**Extracted text**

Alternatively, if you have a registered verison you can export the finite element data struct 'fea' to the Matlab workspace and inspect the 'fea.coef' field which lists the coefficients, for example here the DC mode again for two subdomains:

>> fea.coef

ans =

    'dts_dc'         [1x34 char]         [1x24 char]    {1x2 cell}
    's_dc'           [1x20 char]         [1x21 char]    {1x2 cell}
    'q_dc'      '<html>Q</html>'    'Current source'    {1x2 cell}
    'V0_dc'          [1x68 char]         [1x23 char]    {1x2 cell}

>> fea.coef{2,end}

ans =

    's_dc coefficient for subdomain 1'    's_dc coefficient for subdomain 2'

So that effectively the the first colum in "fea.coef" contains the coefficient name, and last colum the coefficient values or expressions for each subdomain (so that when it is evaluated with the function evalexpr it will take the correct value).


randress wrote
Precise Simulation wrote
 you can use the global variable name 's_dc' (short for sigma_DC). When evaluating the expression the software will take what ever value you have entered in the "Subdomain/Equation Settings" dialgo box depending on location/subdomain.
Great.  Thanks for digging that up for me!   Just where is that found - that s_dc is the symbol for sigma_DC?  Sounds like I need to be spending some time studying there :-).

**Supplied material**
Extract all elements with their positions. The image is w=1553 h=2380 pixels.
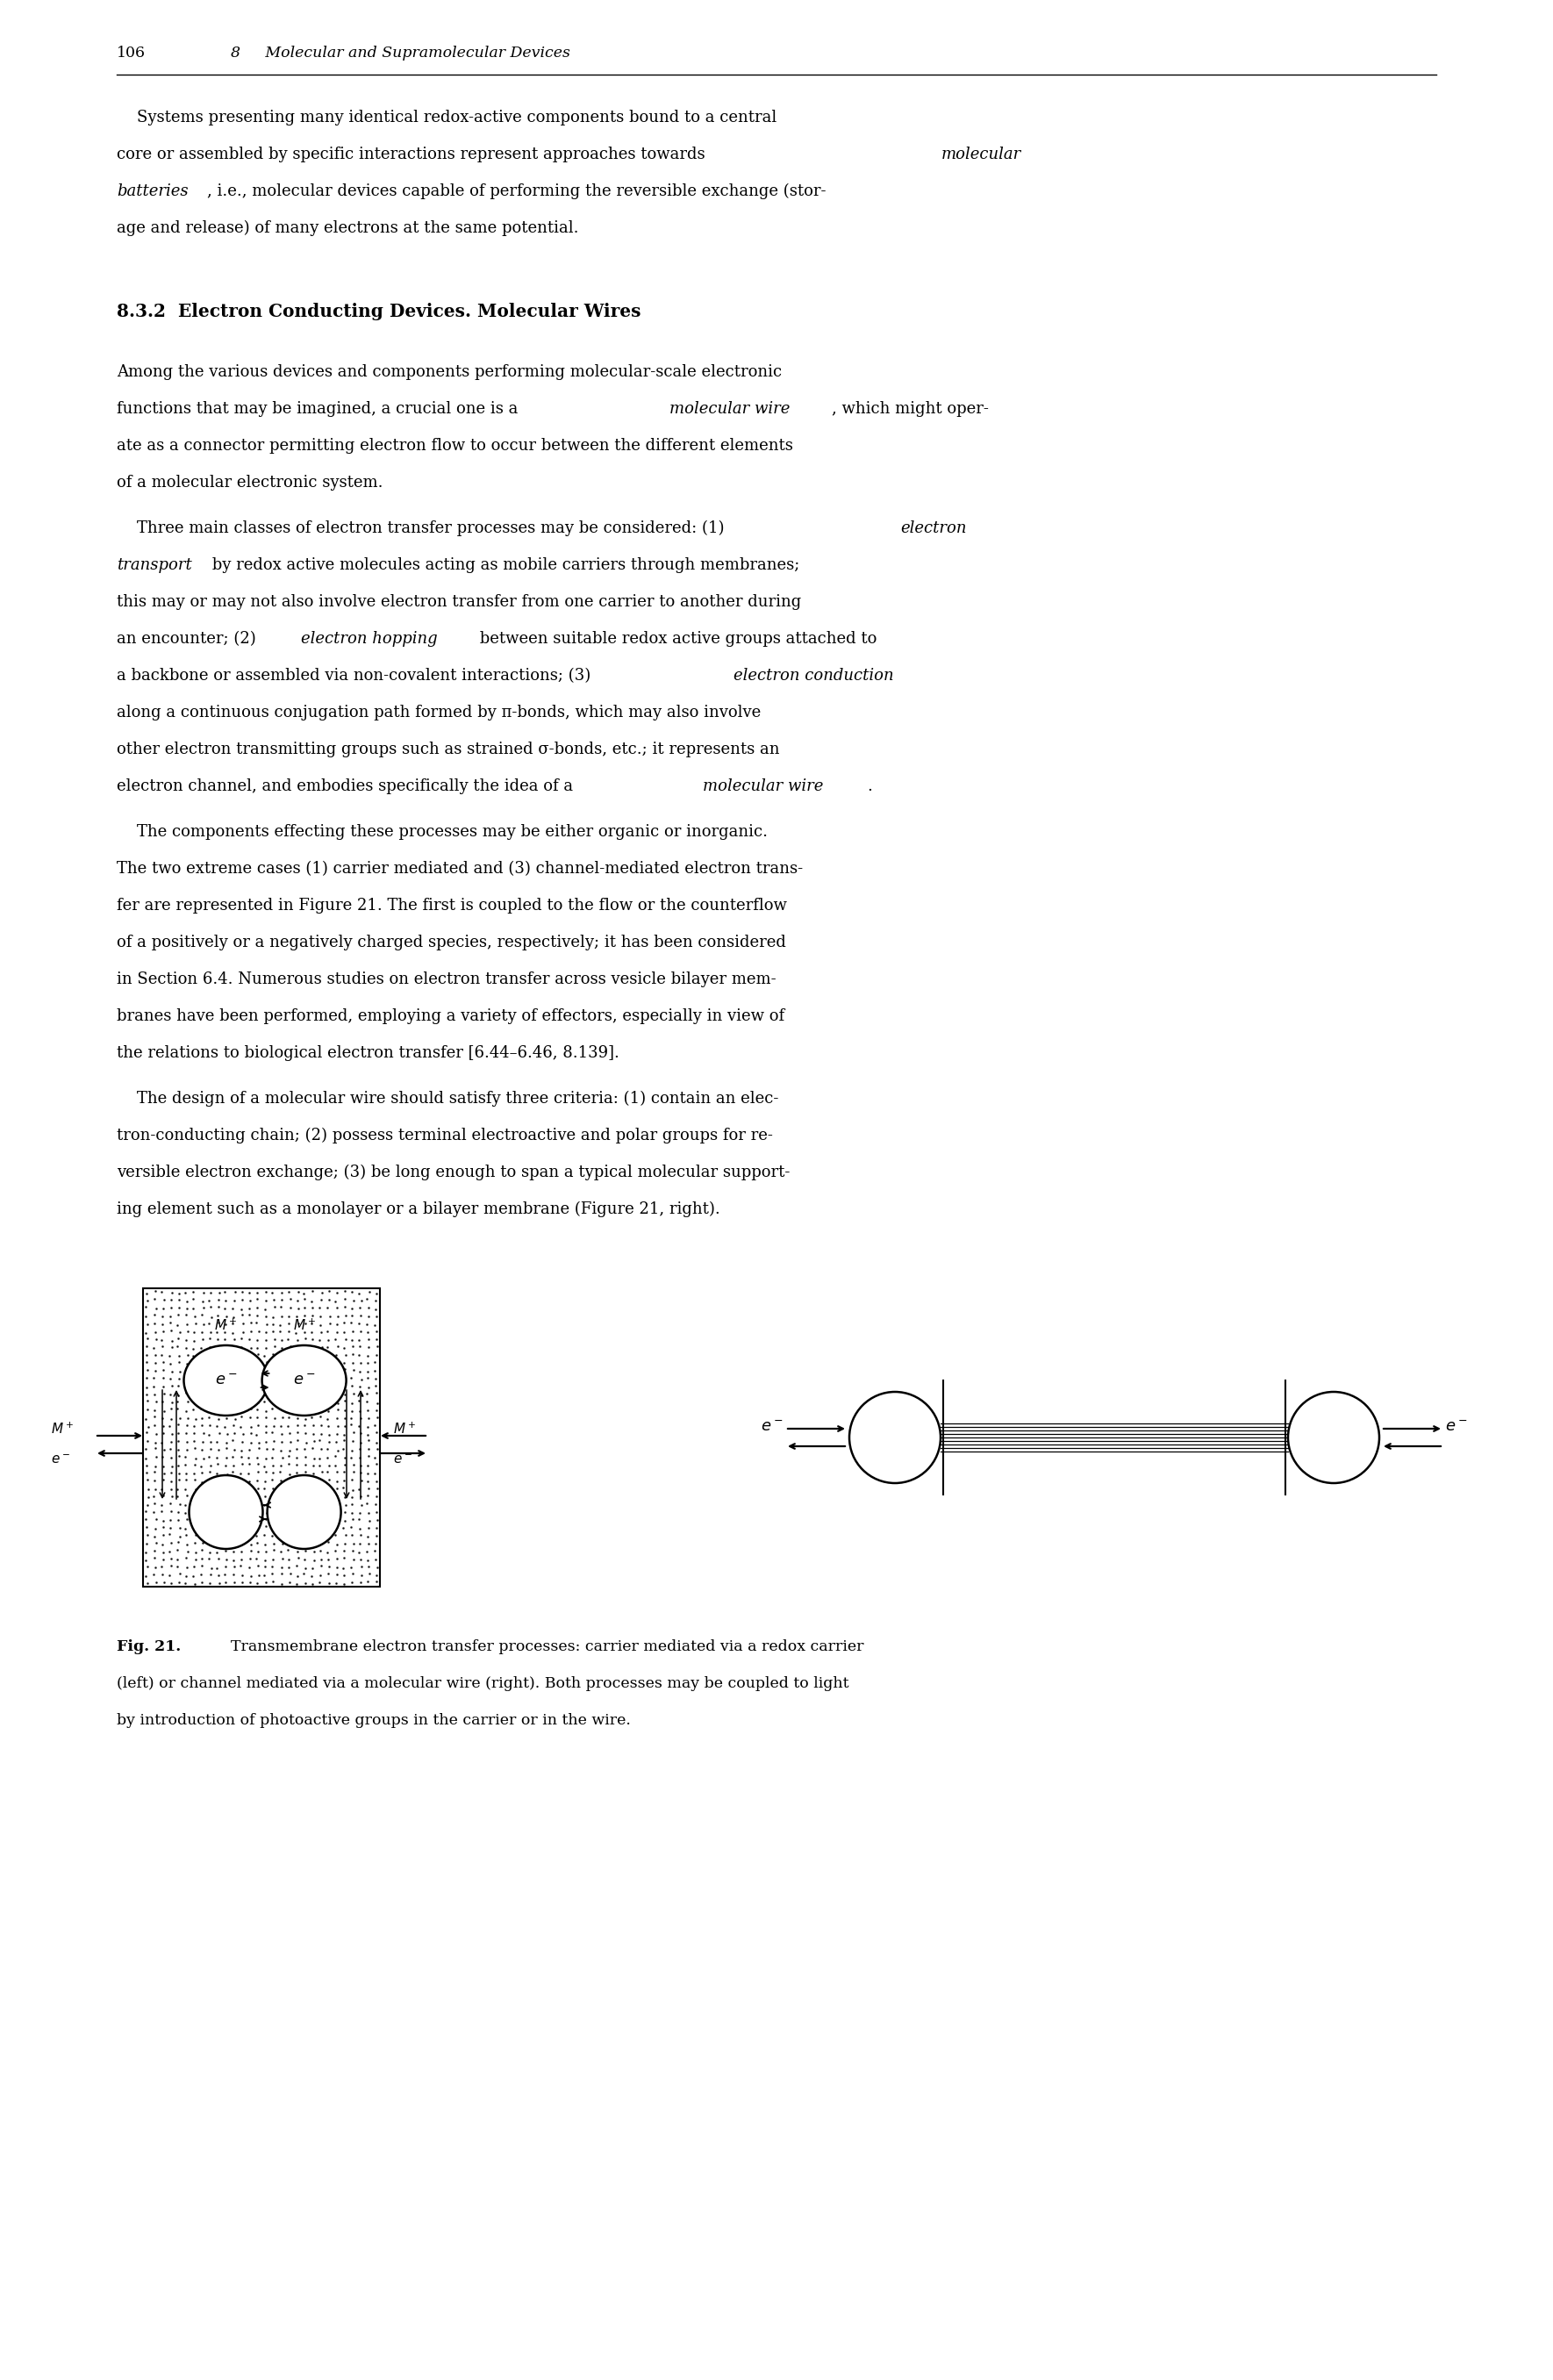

**Required tasks**
A – Echo the stretch of the forum excerpt from "randress wrote" through "depending on location/subdomain.".
B – According to the forum excerpt, what is 's_dc' short for?
C – Condense the paragraph of the forum excerpt that begins "So that effectively" into one shorter sentence that keeps its main facts.

**The results**
A –
randress wrote
Precise Simulation wrote
 you can use the global variable name 's_dc' (short for sigma_DC). When evaluating the expression the software will take what ever value you have entered in the "Subdomain/Equation Settings" dialgo box depending on location/subdomain.

B – sigma_DC

C – In "fea.coef," the first column holds the coefficient name and the last column holds its values or expressions for each subdomain, so evaluating it with evalexpr gives the correct value.